YOUR GOAL.
Without changing a character, return the entries, but not the images they hold.

+ + + +

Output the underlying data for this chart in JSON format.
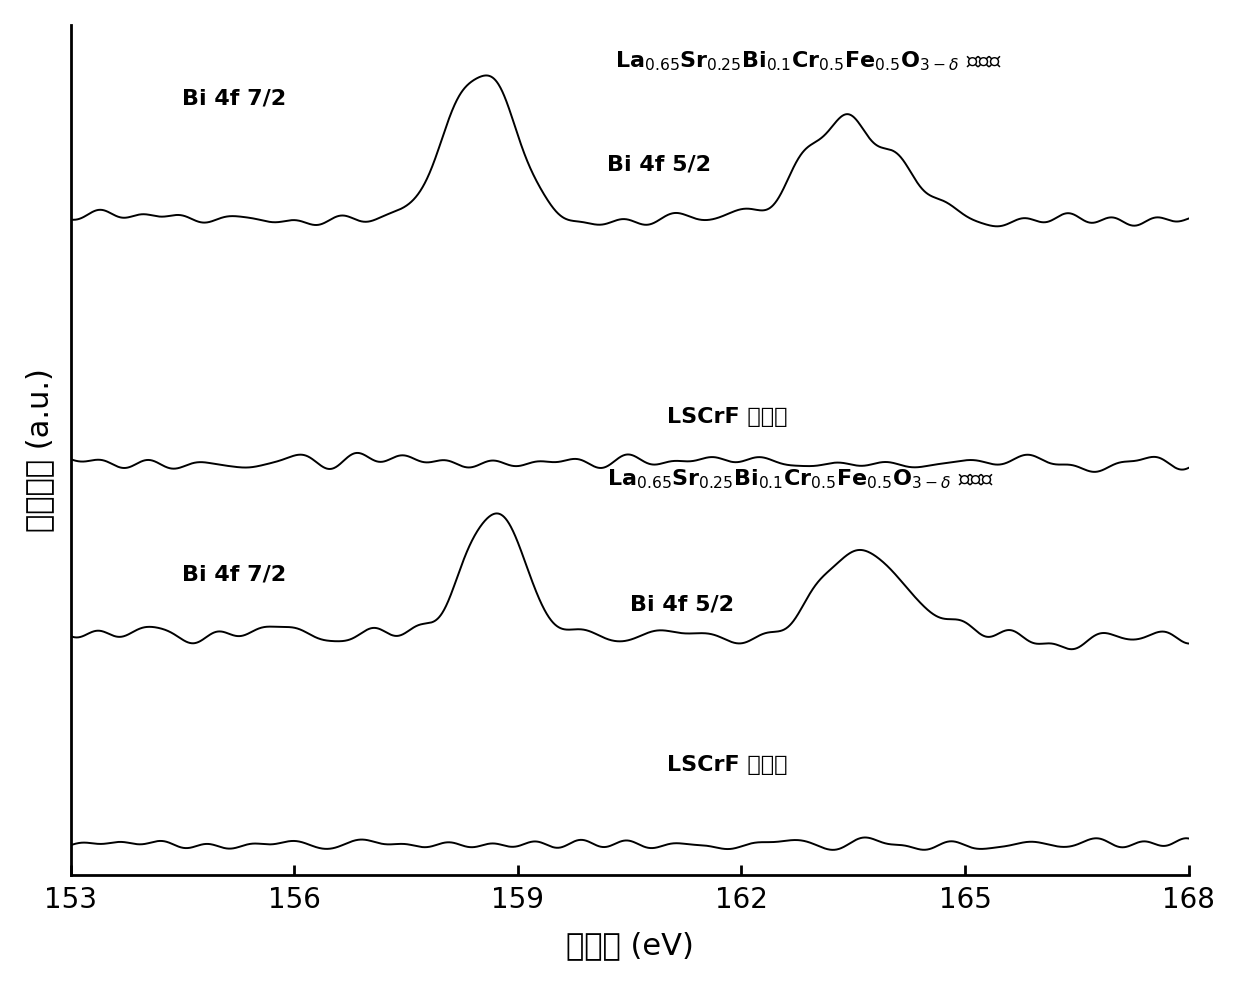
{
  "xlim": [
    153,
    168
  ],
  "xticks": [
    153,
    156,
    159,
    162,
    165,
    168
  ],
  "xlabel": "结合能 (eV)",
  "ylabel": "相对强度 (a.u.)",
  "background_color": "#ffffff",
  "line_color": "#000000",
  "label_fontsize": 22,
  "tick_fontsize": 20,
  "annotation_fontsize": 16,
  "curve_offsets": [
    8.5,
    5.2,
    2.8,
    0.0
  ],
  "noise_seed": 42
}
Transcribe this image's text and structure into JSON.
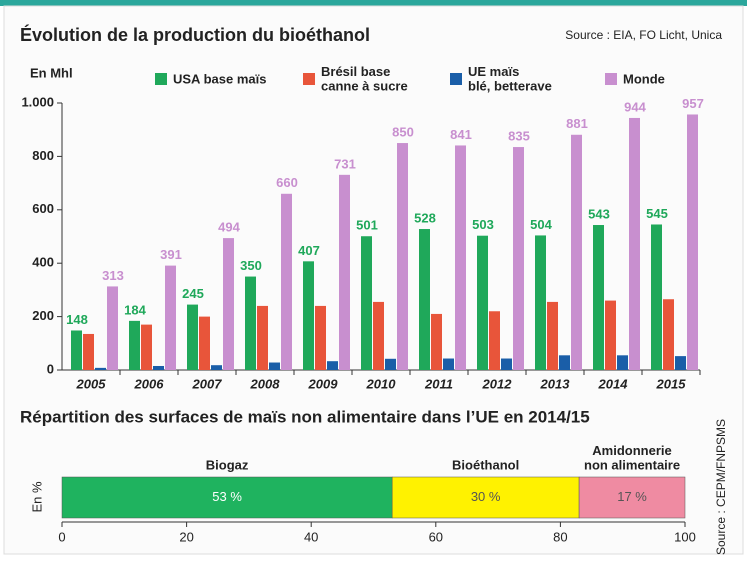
{
  "chart_data": [
    {
      "type": "bar",
      "title": "Évolution de la production du bioéthanol",
      "source": "Source : EIA, FO Licht, Unica",
      "y_label": "En Mhl",
      "categories": [
        "2005",
        "2006",
        "2007",
        "2008",
        "2009",
        "2010",
        "2011",
        "2012",
        "2013",
        "2014",
        "2015"
      ],
      "series": [
        {
          "name": "USA base maïs",
          "color": "#1fa85a",
          "show_labels": true,
          "values": [
            148,
            184,
            245,
            350,
            407,
            501,
            528,
            503,
            504,
            543,
            545
          ]
        },
        {
          "name": "Brésil base\ncanne à sucre",
          "color": "#e8553a",
          "show_labels": false,
          "values": [
            135,
            170,
            200,
            240,
            240,
            255,
            210,
            220,
            255,
            260,
            265
          ]
        },
        {
          "name": "UE maïs\nblé, betterave",
          "color": "#1a5ea8",
          "show_labels": false,
          "values": [
            8,
            15,
            18,
            28,
            33,
            42,
            43,
            43,
            55,
            55,
            52
          ]
        },
        {
          "name": "Monde",
          "color": "#c88fcf",
          "show_labels": true,
          "values": [
            313,
            391,
            494,
            660,
            731,
            850,
            841,
            835,
            881,
            944,
            957
          ]
        }
      ],
      "ylim": [
        0,
        1000
      ],
      "yticks": [
        0,
        200,
        400,
        600,
        800,
        {
          "value": 1000,
          "label": "1.000"
        }
      ],
      "grid": false
    },
    {
      "type": "stacked_hbar",
      "title": "Répartition des surfaces de maïs non alimentaire dans l’UE en 2014/15",
      "source": "Source : CEPM/FNPSMS",
      "y_label": "En %",
      "series": [
        {
          "name": "Biogaz",
          "color": "#1fb35f",
          "values": [
            53
          ],
          "value_labels": [
            "53 %"
          ]
        },
        {
          "name": "Bioéthanol",
          "color": "#fff200",
          "values": [
            30
          ],
          "value_labels": [
            "30 %"
          ]
        },
        {
          "name": "Amidonnerie\nnon alimentaire",
          "color": "#ef8ba2",
          "values": [
            17
          ],
          "value_labels": [
            "17 %"
          ]
        }
      ],
      "xlim": [
        0,
        100
      ],
      "xticks": [
        0,
        20,
        40,
        60,
        80,
        100
      ]
    }
  ]
}
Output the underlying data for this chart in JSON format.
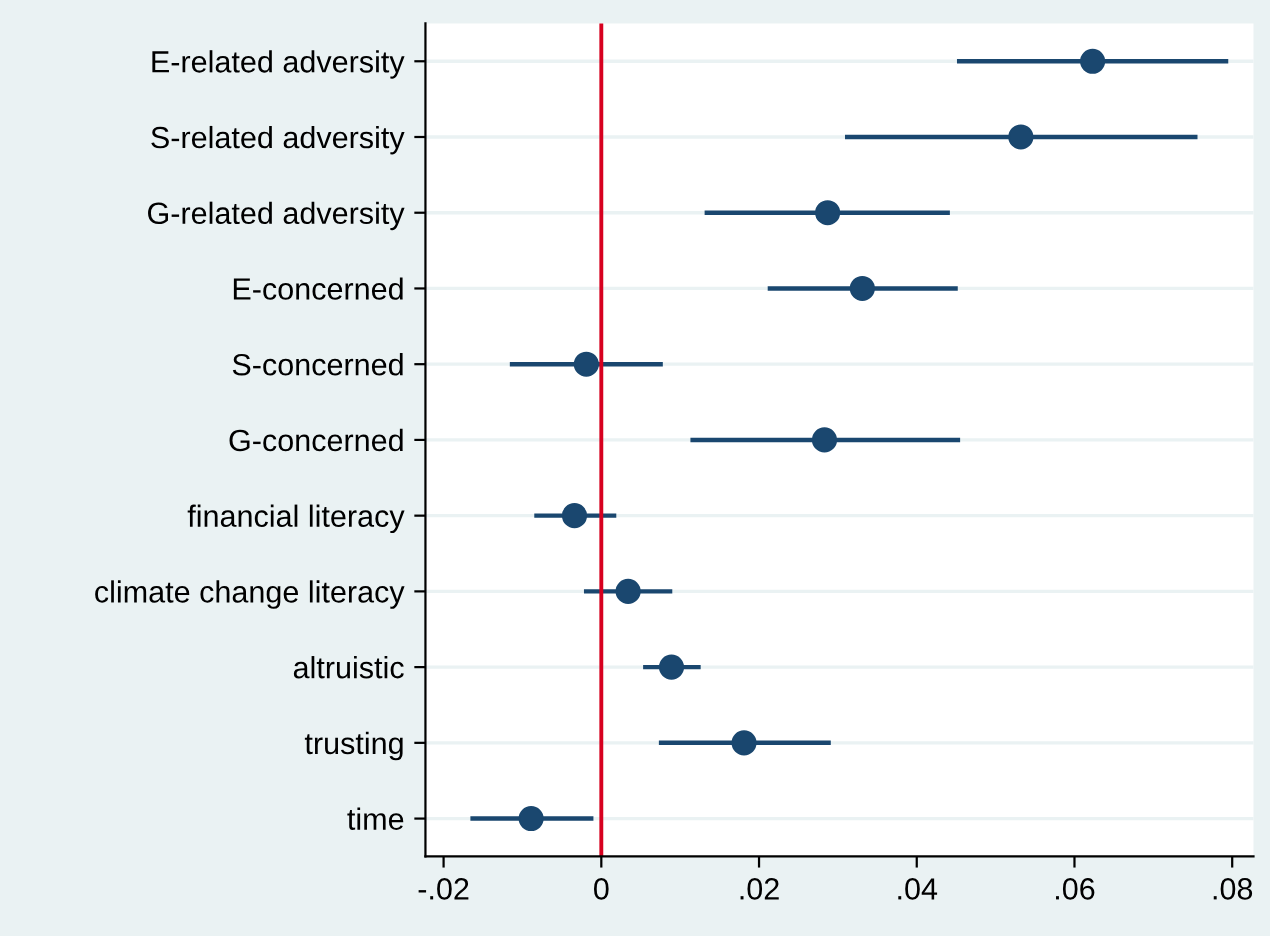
{
  "chart_data": {
    "type": "scatter",
    "orientation": "horizontal",
    "marker": "circle",
    "grid": "y",
    "categories": [
      "E-related adversity",
      "S-related adversity",
      "G-related adversity",
      "E-concerned",
      "S-concerned",
      "G-concerned",
      "financial literacy",
      "climate change literacy",
      "altruistic",
      "trusting",
      "time"
    ],
    "series": [
      {
        "color": "#1a476f",
        "values": [
          0.0623,
          0.0532,
          0.0287,
          0.0331,
          -0.0019,
          0.0283,
          -0.0034,
          0.0034,
          0.0089,
          0.0181,
          -0.0089
        ],
        "errors": [
          [
            0.0451,
            0.0795
          ],
          [
            0.0309,
            0.0756
          ],
          [
            0.0131,
            0.0442
          ],
          [
            0.0211,
            0.0452
          ],
          [
            -0.0116,
            0.0078
          ],
          [
            0.0113,
            0.0455
          ],
          [
            -0.0085,
            0.0019
          ],
          [
            -0.0022,
            0.009
          ],
          [
            0.0053,
            0.0126
          ],
          [
            0.0073,
            0.0291
          ],
          [
            -0.0166,
            -0.001
          ]
        ]
      }
    ],
    "xlim": [
      -0.0223,
      0.0827
    ],
    "xticks": [
      {
        "value": -0.02,
        "label": "-.02"
      },
      {
        "value": 0,
        "label": "0"
      },
      {
        "value": 0.02,
        "label": ".02"
      },
      {
        "value": 0.04,
        "label": ".04"
      },
      {
        "value": 0.06,
        "label": ".06"
      },
      {
        "value": 0.08,
        "label": ".08"
      }
    ],
    "ref_lines": [
      {
        "axis": "x",
        "value": 0,
        "color": "#d7001f"
      }
    ]
  }
}
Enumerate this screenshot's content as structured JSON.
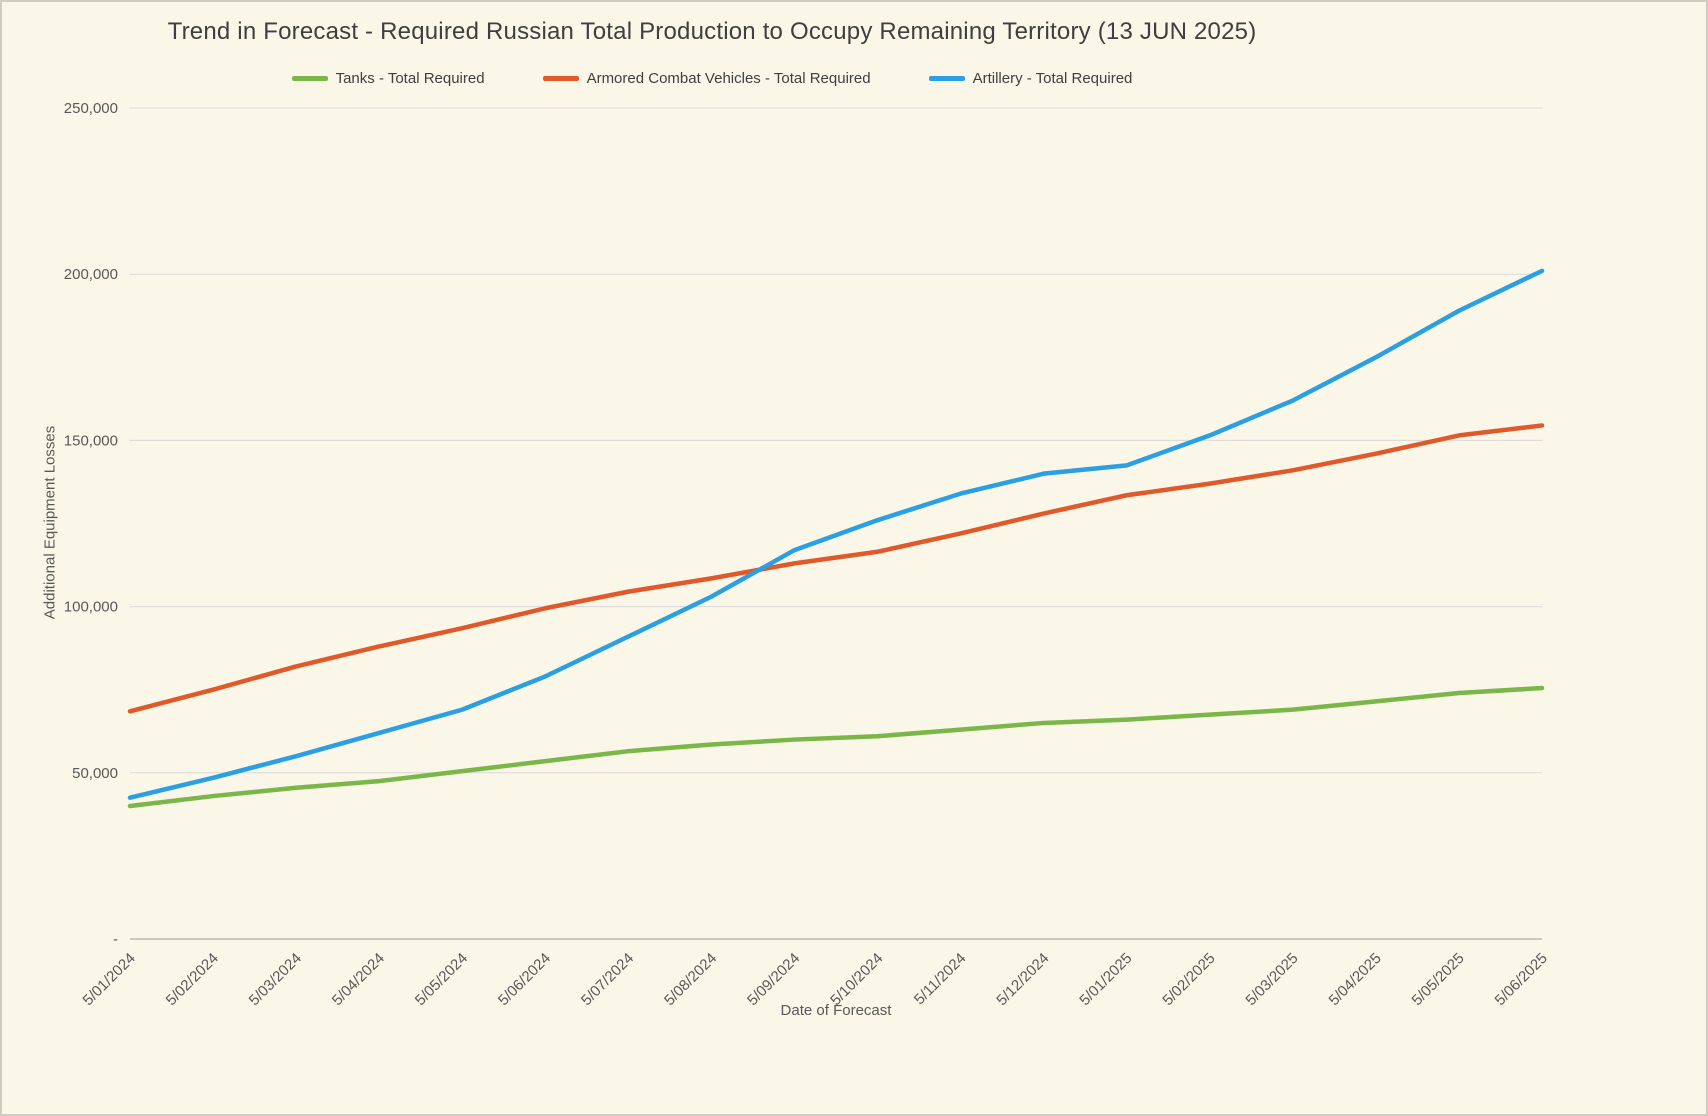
{
  "chart_data": {
    "type": "line",
    "title": "Trend in Forecast - Required Russian Total Production to Occupy Remaining Territory (13 JUN 2025)",
    "xlabel": "Date of Forecast",
    "ylabel": "Additional Equipment Losses",
    "ylim": [
      0,
      250000
    ],
    "ytick_step": 50000,
    "ytick_labels": [
      "-",
      "50,000",
      "100,000",
      "150,000",
      "200,000",
      "250,000"
    ],
    "grid": true,
    "legend_position": "top",
    "background_color": "#faf6e8",
    "gridline_color": "#d9d9d9",
    "axis_line_color": "#bdbcb2",
    "tick_label_color": "#595959",
    "categories": [
      "5/01/2024",
      "5/02/2024",
      "5/03/2024",
      "5/04/2024",
      "5/05/2024",
      "5/06/2024",
      "5/07/2024",
      "5/08/2024",
      "5/09/2024",
      "5/10/2024",
      "5/11/2024",
      "5/12/2024",
      "5/01/2025",
      "5/02/2025",
      "5/03/2025",
      "5/04/2025",
      "5/05/2025",
      "5/06/2025"
    ],
    "series": [
      {
        "name": "Tanks - Total Required",
        "color": "#7bb648",
        "values": [
          40000,
          43000,
          45500,
          47500,
          50500,
          53500,
          56500,
          58500,
          60000,
          61000,
          63000,
          65000,
          66000,
          67500,
          69000,
          71500,
          74000,
          75500
        ]
      },
      {
        "name": "Armored Combat Vehicles - Total Required",
        "color": "#e0592a",
        "values": [
          68500,
          75000,
          82000,
          88000,
          93500,
          99500,
          104500,
          108500,
          113000,
          116500,
          122000,
          128000,
          133500,
          137000,
          141000,
          146000,
          151500,
          154500
        ]
      },
      {
        "name": "Artillery - Total Required",
        "color": "#2b9fe3",
        "values": [
          42500,
          48500,
          55000,
          62000,
          69000,
          79000,
          91000,
          103000,
          117000,
          126000,
          134000,
          140000,
          142500,
          151500,
          162000,
          175000,
          189000,
          201000
        ]
      }
    ]
  }
}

+ + + +

REPLY TO THE EXERCISE.
Output the underlying data for this chart in JSON format.
{
  "xlim": [
    153,
    168
  ],
  "xticks": [
    153,
    156,
    159,
    162,
    165,
    168
  ],
  "xlabel": "结合能 (eV)",
  "ylabel": "相对强度 (a.u.)",
  "background_color": "#ffffff",
  "line_color": "#000000",
  "label_fontsize": 22,
  "tick_fontsize": 20,
  "annotation_fontsize": 16,
  "curve_offsets": [
    8.5,
    5.2,
    2.8,
    0.0
  ],
  "noise_seed": 42
}
Transcribe this image's text and structure into JSON.
{
  "chart_data": [
    {
      "type": "bar",
      "title": "Évolution de la production du bioéthanol",
      "source": "Source : EIA, FO Licht, Unica",
      "y_label": "En Mhl",
      "categories": [
        "2005",
        "2006",
        "2007",
        "2008",
        "2009",
        "2010",
        "2011",
        "2012",
        "2013",
        "2014",
        "2015"
      ],
      "series": [
        {
          "name": "USA base maïs",
          "color": "#1fa85a",
          "show_labels": true,
          "values": [
            148,
            184,
            245,
            350,
            407,
            501,
            528,
            503,
            504,
            543,
            545
          ]
        },
        {
          "name": "Brésil base\ncanne à sucre",
          "color": "#e8553a",
          "show_labels": false,
          "values": [
            135,
            170,
            200,
            240,
            240,
            255,
            210,
            220,
            255,
            260,
            265
          ]
        },
        {
          "name": "UE maïs\nblé, betterave",
          "color": "#1a5ea8",
          "show_labels": false,
          "values": [
            8,
            15,
            18,
            28,
            33,
            42,
            43,
            43,
            55,
            55,
            52
          ]
        },
        {
          "name": "Monde",
          "color": "#c88fcf",
          "show_labels": true,
          "values": [
            313,
            391,
            494,
            660,
            731,
            850,
            841,
            835,
            881,
            944,
            957
          ]
        }
      ],
      "ylim": [
        0,
        1000
      ],
      "yticks": [
        0,
        200,
        400,
        600,
        800,
        {
          "value": 1000,
          "label": "1.000"
        }
      ],
      "grid": false
    },
    {
      "type": "stacked_hbar",
      "title": "Répartition des surfaces de maïs non alimentaire dans l’UE en 2014/15",
      "source": "Source : CEPM/FNPSMS",
      "y_label": "En %",
      "series": [
        {
          "name": "Biogaz",
          "color": "#1fb35f",
          "values": [
            53
          ],
          "value_labels": [
            "53 %"
          ]
        },
        {
          "name": "Bioéthanol",
          "color": "#fff200",
          "values": [
            30
          ],
          "value_labels": [
            "30 %"
          ]
        },
        {
          "name": "Amidonnerie\nnon alimentaire",
          "color": "#ef8ba2",
          "values": [
            17
          ],
          "value_labels": [
            "17 %"
          ]
        }
      ],
      "xlim": [
        0,
        100
      ],
      "xticks": [
        0,
        20,
        40,
        60,
        80,
        100
      ]
    }
  ]
}
Output the underlying data for this chart in JSON format.
{
  "chart_data": {
    "type": "scatter",
    "orientation": "horizontal",
    "marker": "circle",
    "grid": "y",
    "categories": [
      "E-related adversity",
      "S-related adversity",
      "G-related adversity",
      "E-concerned",
      "S-concerned",
      "G-concerned",
      "financial literacy",
      "climate change literacy",
      "altruistic",
      "trusting",
      "time"
    ],
    "series": [
      {
        "color": "#1a476f",
        "values": [
          0.0623,
          0.0532,
          0.0287,
          0.0331,
          -0.0019,
          0.0283,
          -0.0034,
          0.0034,
          0.0089,
          0.0181,
          -0.0089
        ],
        "errors": [
          [
            0.0451,
            0.0795
          ],
          [
            0.0309,
            0.0756
          ],
          [
            0.0131,
            0.0442
          ],
          [
            0.0211,
            0.0452
          ],
          [
            -0.0116,
            0.0078
          ],
          [
            0.0113,
            0.0455
          ],
          [
            -0.0085,
            0.0019
          ],
          [
            -0.0022,
            0.009
          ],
          [
            0.0053,
            0.0126
          ],
          [
            0.0073,
            0.0291
          ],
          [
            -0.0166,
            -0.001
          ]
        ]
      }
    ],
    "xlim": [
      -0.0223,
      0.0827
    ],
    "xticks": [
      {
        "value": -0.02,
        "label": "-.02"
      },
      {
        "value": 0,
        "label": "0"
      },
      {
        "value": 0.02,
        "label": ".02"
      },
      {
        "value": 0.04,
        "label": ".04"
      },
      {
        "value": 0.06,
        "label": ".06"
      },
      {
        "value": 0.08,
        "label": ".08"
      }
    ],
    "ref_lines": [
      {
        "axis": "x",
        "value": 0,
        "color": "#d7001f"
      }
    ]
  }
}
Enumerate this screenshot's content as structured JSON.
{
  "chart_data": {
    "type": "line",
    "title": "Trend in Forecast - Required Russian Total Production to Occupy Remaining Territory (13 JUN 2025)",
    "xlabel": "Date of Forecast",
    "ylabel": "Additional Equipment Losses",
    "ylim": [
      0,
      250000
    ],
    "ytick_step": 50000,
    "ytick_labels": [
      "-",
      "50,000",
      "100,000",
      "150,000",
      "200,000",
      "250,000"
    ],
    "grid": true,
    "legend_position": "top",
    "background_color": "#faf6e8",
    "gridline_color": "#d9d9d9",
    "axis_line_color": "#bdbcb2",
    "tick_label_color": "#595959",
    "categories": [
      "5/01/2024",
      "5/02/2024",
      "5/03/2024",
      "5/04/2024",
      "5/05/2024",
      "5/06/2024",
      "5/07/2024",
      "5/08/2024",
      "5/09/2024",
      "5/10/2024",
      "5/11/2024",
      "5/12/2024",
      "5/01/2025",
      "5/02/2025",
      "5/03/2025",
      "5/04/2025",
      "5/05/2025",
      "5/06/2025"
    ],
    "series": [
      {
        "name": "Tanks - Total Required",
        "color": "#7bb648",
        "values": [
          40000,
          43000,
          45500,
          47500,
          50500,
          53500,
          56500,
          58500,
          60000,
          61000,
          63000,
          65000,
          66000,
          67500,
          69000,
          71500,
          74000,
          75500
        ]
      },
      {
        "name": "Armored Combat Vehicles - Total Required",
        "color": "#e0592a",
        "values": [
          68500,
          75000,
          82000,
          88000,
          93500,
          99500,
          104500,
          108500,
          113000,
          116500,
          122000,
          128000,
          133500,
          137000,
          141000,
          146000,
          151500,
          154500
        ]
      },
      {
        "name": "Artillery - Total Required",
        "color": "#2b9fe3",
        "values": [
          42500,
          48500,
          55000,
          62000,
          69000,
          79000,
          91000,
          103000,
          117000,
          126000,
          134000,
          140000,
          142500,
          151500,
          162000,
          175000,
          189000,
          201000
        ]
      }
    ]
  }
}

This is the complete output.